AIM OF THE TASK: Pull every line that holds the word "following" from the entries.

DATASET EXCERPTS:
## Start

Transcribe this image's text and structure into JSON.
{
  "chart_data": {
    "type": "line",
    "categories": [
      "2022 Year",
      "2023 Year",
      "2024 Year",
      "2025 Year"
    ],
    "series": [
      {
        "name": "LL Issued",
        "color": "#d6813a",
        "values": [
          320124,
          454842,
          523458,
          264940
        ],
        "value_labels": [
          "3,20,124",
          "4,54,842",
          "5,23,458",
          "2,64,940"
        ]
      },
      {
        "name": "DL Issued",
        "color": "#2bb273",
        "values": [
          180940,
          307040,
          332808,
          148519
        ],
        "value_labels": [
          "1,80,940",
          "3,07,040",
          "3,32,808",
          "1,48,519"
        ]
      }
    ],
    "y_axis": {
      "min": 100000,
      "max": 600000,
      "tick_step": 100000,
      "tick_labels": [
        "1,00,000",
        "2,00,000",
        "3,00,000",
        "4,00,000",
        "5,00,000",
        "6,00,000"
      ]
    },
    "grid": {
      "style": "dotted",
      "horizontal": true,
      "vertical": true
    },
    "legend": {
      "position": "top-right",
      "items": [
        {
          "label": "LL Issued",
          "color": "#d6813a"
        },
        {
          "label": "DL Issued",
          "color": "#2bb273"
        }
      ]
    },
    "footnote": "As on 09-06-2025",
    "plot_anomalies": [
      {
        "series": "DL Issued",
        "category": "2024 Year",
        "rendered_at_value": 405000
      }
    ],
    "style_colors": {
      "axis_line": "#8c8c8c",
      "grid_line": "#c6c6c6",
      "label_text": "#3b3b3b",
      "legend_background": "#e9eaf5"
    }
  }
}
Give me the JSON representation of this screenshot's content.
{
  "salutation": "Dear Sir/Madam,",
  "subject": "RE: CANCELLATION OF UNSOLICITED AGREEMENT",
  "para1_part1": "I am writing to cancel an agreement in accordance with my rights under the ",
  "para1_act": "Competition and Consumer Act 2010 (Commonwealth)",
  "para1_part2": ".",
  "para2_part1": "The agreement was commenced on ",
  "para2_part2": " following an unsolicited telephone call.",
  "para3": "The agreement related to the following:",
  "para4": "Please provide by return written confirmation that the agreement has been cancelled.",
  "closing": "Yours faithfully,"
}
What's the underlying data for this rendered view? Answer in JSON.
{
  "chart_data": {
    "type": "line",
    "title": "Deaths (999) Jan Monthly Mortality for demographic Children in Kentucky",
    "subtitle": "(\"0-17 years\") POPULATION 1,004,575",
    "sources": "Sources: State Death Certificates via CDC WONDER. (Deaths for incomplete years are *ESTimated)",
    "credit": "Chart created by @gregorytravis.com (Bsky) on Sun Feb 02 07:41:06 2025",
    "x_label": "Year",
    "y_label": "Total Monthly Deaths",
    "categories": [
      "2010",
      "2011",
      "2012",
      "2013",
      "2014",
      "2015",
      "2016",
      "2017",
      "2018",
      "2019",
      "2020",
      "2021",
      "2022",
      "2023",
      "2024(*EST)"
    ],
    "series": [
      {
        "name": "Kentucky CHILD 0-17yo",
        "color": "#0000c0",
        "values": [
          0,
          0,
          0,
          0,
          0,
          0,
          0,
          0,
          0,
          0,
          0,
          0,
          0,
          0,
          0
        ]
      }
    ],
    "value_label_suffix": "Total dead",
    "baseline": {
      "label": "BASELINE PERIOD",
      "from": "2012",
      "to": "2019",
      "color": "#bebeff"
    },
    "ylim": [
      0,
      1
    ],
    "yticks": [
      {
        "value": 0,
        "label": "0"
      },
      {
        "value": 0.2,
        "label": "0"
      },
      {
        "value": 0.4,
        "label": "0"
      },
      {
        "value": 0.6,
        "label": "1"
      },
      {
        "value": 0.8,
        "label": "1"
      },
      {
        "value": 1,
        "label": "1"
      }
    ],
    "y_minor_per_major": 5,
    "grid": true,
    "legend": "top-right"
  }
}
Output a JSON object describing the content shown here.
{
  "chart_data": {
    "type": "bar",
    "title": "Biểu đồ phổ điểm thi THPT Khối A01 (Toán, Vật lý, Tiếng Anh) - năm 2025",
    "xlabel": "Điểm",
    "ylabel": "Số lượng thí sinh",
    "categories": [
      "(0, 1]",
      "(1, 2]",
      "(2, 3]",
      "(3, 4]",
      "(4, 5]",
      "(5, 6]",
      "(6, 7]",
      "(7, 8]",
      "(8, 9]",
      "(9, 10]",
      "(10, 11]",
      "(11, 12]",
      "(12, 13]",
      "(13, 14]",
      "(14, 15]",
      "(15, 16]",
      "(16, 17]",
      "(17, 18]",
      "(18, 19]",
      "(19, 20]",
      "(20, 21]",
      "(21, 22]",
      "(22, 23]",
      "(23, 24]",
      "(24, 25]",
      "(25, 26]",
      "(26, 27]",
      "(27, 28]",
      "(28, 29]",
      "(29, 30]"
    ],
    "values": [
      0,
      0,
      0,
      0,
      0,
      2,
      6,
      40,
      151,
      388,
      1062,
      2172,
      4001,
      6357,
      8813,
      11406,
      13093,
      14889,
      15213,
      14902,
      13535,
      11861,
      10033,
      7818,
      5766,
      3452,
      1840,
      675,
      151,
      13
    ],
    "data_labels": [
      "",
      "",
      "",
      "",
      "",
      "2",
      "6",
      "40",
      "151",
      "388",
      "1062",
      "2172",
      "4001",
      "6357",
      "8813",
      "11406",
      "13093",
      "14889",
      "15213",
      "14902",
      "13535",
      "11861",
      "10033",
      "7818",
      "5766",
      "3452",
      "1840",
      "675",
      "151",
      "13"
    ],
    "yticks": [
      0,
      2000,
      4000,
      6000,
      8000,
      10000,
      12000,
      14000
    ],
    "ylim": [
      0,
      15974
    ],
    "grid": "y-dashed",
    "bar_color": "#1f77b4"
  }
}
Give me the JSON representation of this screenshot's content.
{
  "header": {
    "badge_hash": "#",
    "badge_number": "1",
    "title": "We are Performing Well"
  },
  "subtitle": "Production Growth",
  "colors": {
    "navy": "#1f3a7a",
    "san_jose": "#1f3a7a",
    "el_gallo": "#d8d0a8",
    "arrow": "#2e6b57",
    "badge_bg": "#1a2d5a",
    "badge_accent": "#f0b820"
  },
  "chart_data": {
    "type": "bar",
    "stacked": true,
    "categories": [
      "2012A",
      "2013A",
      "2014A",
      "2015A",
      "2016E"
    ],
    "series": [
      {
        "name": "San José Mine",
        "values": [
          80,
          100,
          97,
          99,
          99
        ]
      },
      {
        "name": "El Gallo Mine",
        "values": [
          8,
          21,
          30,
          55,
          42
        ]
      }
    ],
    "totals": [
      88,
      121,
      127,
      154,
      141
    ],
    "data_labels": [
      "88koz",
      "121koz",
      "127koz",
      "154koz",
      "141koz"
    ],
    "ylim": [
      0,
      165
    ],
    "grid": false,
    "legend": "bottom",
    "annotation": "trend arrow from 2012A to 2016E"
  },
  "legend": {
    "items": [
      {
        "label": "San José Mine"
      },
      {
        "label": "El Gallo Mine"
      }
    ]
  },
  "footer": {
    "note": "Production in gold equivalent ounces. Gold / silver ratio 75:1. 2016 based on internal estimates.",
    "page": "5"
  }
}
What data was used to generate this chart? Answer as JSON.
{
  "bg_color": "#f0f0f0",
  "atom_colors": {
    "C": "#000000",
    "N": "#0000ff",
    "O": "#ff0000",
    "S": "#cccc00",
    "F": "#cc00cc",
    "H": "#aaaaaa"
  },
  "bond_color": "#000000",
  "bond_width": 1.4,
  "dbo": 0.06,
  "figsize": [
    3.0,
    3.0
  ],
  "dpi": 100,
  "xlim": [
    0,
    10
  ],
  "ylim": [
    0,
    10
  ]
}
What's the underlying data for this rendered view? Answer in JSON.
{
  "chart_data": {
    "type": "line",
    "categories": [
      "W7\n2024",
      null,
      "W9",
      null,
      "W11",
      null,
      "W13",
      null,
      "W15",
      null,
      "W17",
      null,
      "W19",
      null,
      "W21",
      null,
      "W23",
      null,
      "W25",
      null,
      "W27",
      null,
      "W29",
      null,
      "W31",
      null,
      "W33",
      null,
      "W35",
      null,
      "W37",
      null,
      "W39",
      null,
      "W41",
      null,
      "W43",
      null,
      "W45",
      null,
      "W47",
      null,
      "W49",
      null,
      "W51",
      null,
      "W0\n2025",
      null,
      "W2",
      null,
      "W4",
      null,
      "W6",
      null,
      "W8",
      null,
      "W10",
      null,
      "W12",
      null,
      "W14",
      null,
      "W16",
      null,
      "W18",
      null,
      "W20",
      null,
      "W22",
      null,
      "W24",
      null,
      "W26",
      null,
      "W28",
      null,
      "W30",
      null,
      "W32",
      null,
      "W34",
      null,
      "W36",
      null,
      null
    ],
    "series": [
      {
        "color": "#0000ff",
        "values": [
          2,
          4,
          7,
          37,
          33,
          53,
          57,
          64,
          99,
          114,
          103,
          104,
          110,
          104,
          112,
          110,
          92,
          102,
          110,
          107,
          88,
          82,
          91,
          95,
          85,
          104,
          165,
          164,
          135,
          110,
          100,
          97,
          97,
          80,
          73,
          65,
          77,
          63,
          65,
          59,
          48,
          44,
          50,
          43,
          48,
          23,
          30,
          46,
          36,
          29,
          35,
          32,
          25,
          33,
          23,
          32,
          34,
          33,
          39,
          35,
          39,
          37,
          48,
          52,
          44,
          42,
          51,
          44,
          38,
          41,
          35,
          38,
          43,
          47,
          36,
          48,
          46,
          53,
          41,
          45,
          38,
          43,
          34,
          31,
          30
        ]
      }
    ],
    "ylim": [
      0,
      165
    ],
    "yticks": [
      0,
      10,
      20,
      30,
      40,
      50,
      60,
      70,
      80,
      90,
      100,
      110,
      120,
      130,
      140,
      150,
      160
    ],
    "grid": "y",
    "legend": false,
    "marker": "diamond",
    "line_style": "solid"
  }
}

## End

IN RESPONSE:
  "para2_part2": " following an unsolicited telephone call.",
  "para3": "The agreement related to the following:",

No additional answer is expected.